- [WHAT YOU SHOULD DO]:
Across the entries below, how many lines contain the string "full"? Give only the count.

- [ENTRIES SHOWN]:
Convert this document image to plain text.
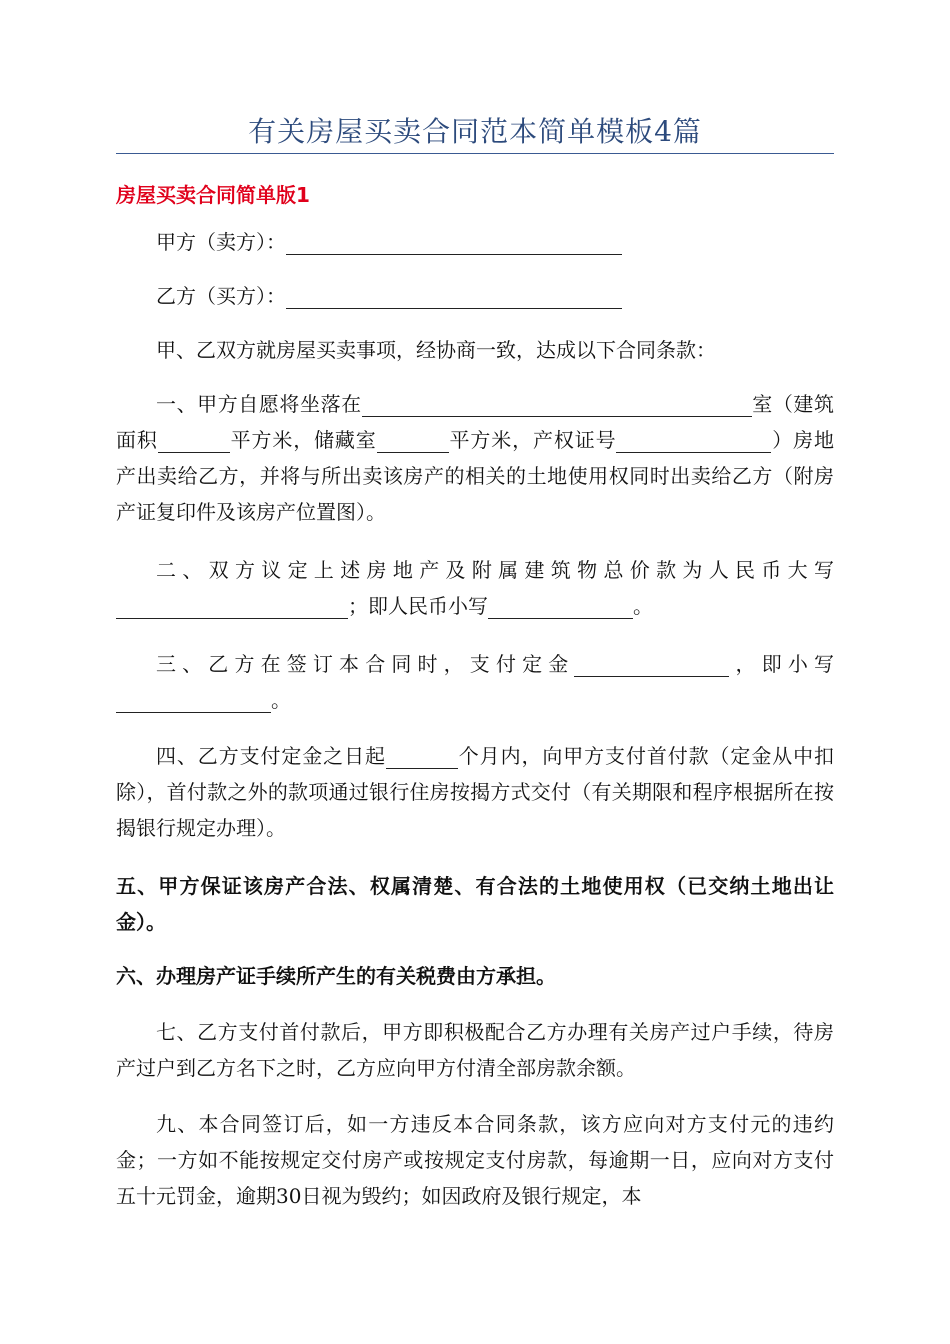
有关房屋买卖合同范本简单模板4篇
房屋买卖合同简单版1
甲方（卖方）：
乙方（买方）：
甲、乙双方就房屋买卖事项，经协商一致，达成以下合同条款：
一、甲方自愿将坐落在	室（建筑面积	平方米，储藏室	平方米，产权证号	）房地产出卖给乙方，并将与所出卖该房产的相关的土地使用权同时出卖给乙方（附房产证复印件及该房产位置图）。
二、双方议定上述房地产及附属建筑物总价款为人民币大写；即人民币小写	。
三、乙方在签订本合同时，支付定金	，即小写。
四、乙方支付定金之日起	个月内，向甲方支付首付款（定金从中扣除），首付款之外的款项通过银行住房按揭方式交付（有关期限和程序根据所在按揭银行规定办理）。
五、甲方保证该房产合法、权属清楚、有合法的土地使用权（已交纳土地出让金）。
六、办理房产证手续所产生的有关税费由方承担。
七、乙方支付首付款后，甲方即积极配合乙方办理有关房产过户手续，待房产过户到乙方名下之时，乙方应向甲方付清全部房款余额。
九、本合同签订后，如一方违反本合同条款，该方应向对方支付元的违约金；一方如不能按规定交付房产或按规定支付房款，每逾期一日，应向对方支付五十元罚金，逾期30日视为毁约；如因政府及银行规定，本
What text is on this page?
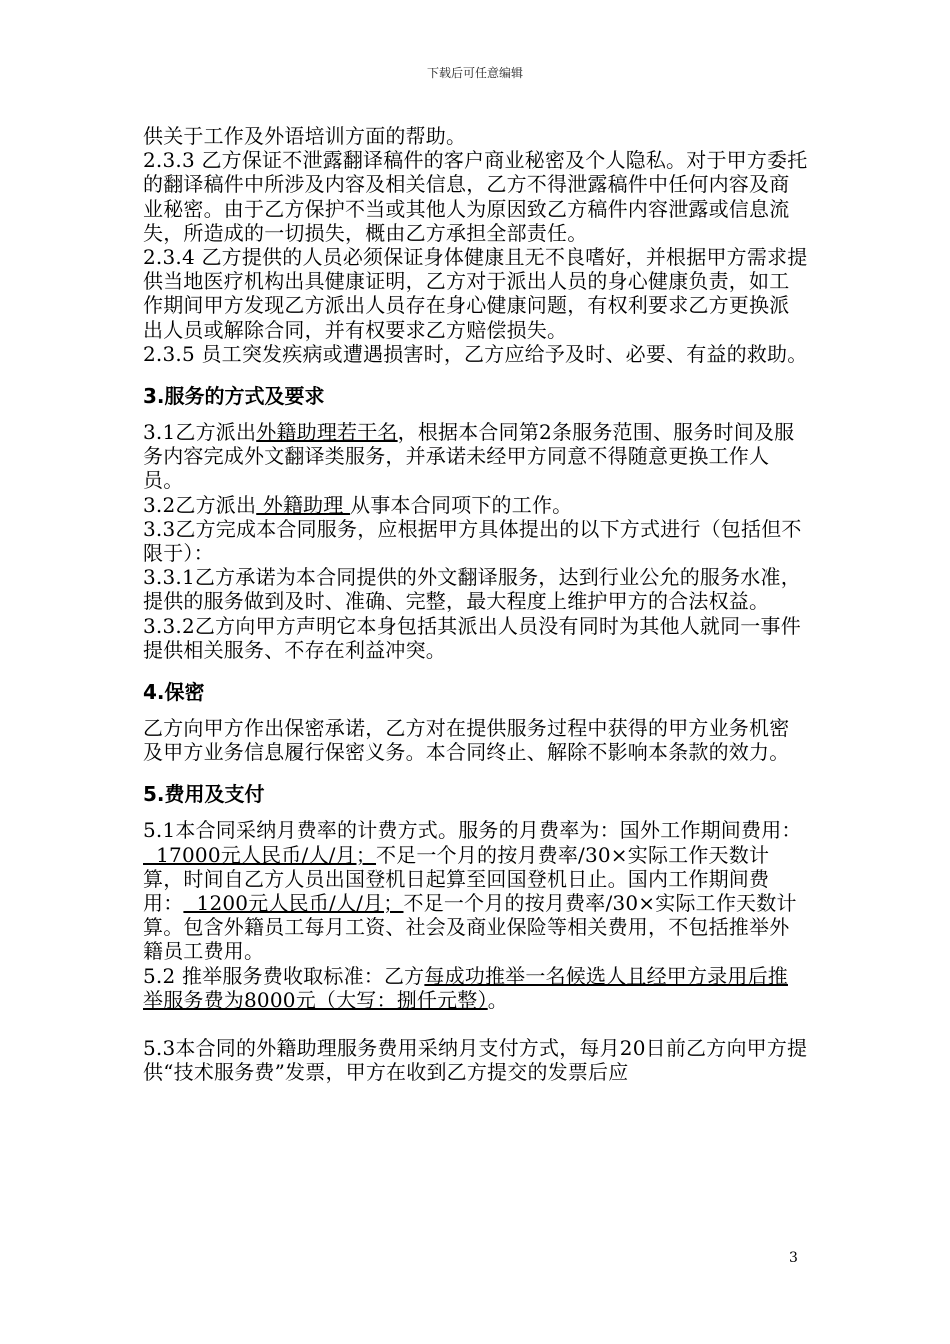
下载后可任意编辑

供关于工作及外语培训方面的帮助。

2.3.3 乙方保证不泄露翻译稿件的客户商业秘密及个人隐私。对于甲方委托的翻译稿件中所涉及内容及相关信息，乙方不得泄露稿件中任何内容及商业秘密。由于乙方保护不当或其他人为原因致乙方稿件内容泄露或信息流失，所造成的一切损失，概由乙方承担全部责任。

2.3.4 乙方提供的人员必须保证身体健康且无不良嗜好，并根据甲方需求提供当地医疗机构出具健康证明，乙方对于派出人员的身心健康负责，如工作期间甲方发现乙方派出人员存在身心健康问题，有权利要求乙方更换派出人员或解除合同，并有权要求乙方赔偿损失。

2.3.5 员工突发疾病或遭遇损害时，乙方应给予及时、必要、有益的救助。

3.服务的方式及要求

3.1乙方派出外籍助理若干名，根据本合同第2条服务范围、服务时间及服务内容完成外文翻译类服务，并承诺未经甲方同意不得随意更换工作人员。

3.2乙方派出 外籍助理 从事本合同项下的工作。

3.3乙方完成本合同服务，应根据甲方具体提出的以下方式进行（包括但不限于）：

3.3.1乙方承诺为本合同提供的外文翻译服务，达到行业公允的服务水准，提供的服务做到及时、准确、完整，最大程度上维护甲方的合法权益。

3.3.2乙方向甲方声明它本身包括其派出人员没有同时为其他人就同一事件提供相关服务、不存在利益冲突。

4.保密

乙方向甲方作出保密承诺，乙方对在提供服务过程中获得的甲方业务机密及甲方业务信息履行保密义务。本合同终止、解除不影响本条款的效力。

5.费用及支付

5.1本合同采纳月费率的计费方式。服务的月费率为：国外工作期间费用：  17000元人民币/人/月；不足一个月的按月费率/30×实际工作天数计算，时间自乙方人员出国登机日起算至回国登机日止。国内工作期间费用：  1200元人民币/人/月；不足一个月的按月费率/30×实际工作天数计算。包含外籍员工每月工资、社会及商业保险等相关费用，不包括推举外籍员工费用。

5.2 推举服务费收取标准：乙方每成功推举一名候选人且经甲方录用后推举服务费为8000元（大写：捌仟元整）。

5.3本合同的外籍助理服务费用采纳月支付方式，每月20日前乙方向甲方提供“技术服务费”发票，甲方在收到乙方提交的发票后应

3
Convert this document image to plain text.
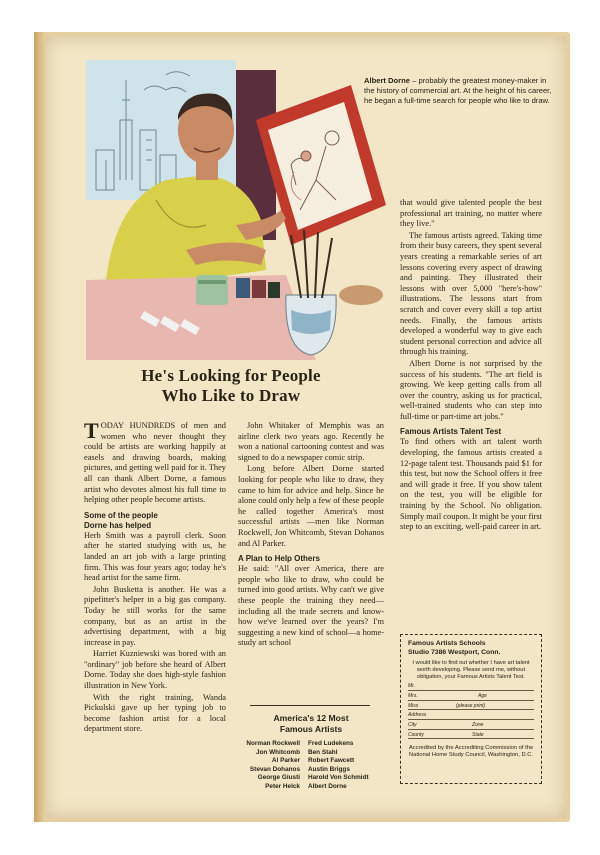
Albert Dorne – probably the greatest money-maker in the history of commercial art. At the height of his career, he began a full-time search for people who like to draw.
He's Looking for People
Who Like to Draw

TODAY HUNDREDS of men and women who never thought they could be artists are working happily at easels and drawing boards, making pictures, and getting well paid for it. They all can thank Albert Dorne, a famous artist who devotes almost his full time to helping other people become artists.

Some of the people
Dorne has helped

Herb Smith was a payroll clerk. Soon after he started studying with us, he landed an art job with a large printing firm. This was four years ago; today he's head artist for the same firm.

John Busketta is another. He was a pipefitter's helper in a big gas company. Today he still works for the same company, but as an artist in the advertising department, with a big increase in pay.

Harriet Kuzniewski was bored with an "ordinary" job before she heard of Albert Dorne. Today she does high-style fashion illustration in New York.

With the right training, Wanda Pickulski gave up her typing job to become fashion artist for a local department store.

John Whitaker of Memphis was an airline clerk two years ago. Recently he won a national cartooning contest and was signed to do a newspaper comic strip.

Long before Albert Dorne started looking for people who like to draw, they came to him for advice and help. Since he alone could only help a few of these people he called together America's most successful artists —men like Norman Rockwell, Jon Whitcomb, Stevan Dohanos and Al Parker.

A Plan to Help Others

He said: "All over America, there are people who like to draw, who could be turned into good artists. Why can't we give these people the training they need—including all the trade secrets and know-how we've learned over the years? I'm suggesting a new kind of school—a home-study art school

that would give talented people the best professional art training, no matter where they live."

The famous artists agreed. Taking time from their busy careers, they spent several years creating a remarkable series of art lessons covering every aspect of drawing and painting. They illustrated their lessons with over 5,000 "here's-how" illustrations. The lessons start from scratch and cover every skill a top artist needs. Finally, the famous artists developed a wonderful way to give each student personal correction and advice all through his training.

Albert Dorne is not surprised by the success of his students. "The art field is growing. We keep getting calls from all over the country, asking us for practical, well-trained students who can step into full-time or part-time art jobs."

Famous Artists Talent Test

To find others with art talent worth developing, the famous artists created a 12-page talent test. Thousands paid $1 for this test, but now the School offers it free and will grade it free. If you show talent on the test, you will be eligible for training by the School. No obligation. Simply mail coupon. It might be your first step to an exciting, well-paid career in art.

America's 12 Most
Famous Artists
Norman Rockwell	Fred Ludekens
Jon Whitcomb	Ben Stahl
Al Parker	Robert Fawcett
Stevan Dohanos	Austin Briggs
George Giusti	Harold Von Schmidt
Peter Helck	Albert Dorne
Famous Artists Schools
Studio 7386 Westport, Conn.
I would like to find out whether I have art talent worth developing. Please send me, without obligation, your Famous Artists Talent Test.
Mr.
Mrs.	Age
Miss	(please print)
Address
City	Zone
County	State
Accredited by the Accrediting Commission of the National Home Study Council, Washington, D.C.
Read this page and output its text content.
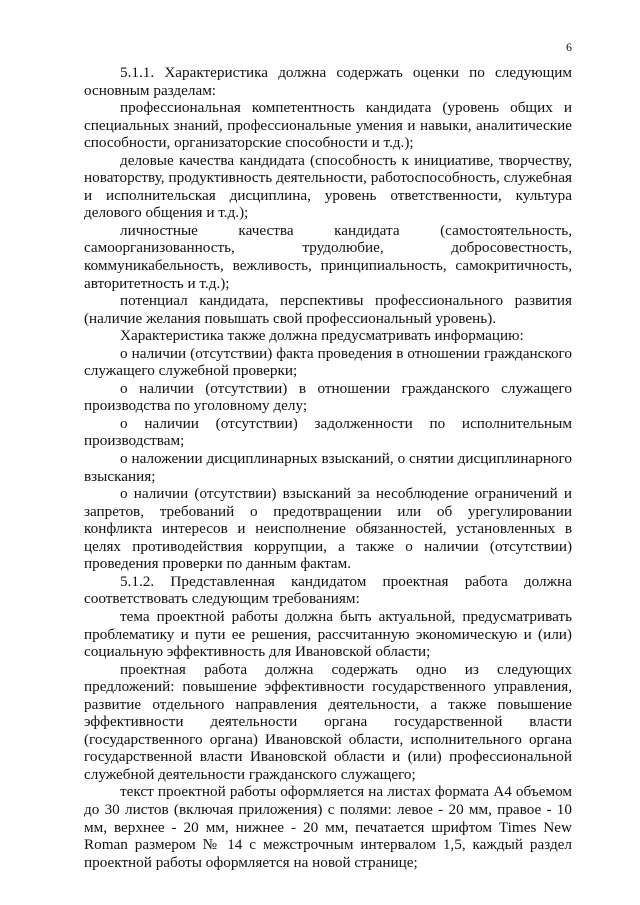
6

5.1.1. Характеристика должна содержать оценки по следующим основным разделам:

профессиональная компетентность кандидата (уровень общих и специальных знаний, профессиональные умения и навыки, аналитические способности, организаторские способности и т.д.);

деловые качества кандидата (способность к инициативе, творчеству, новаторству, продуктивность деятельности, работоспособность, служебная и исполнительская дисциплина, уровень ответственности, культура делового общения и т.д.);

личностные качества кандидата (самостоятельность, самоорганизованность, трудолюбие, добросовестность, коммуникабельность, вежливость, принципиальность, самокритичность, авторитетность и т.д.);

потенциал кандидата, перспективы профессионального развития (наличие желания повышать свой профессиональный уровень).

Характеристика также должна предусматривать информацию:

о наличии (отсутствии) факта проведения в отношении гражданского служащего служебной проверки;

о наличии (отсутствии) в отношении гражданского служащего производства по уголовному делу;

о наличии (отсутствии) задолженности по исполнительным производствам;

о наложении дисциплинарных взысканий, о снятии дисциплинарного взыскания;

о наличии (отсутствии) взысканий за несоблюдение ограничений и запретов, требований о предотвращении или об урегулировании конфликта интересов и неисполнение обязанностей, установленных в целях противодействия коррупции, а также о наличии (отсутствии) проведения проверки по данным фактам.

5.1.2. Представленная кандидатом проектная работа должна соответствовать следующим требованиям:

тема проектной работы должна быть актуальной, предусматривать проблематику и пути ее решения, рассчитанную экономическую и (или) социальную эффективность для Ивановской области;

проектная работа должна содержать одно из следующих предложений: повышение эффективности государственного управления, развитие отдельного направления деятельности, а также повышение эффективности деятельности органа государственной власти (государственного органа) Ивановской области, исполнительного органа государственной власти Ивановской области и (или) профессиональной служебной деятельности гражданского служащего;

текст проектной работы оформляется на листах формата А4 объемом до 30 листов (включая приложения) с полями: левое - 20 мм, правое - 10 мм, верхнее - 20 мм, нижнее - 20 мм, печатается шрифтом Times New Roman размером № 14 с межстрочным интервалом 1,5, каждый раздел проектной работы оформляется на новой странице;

- [RESULT OF THIS TASK]:
3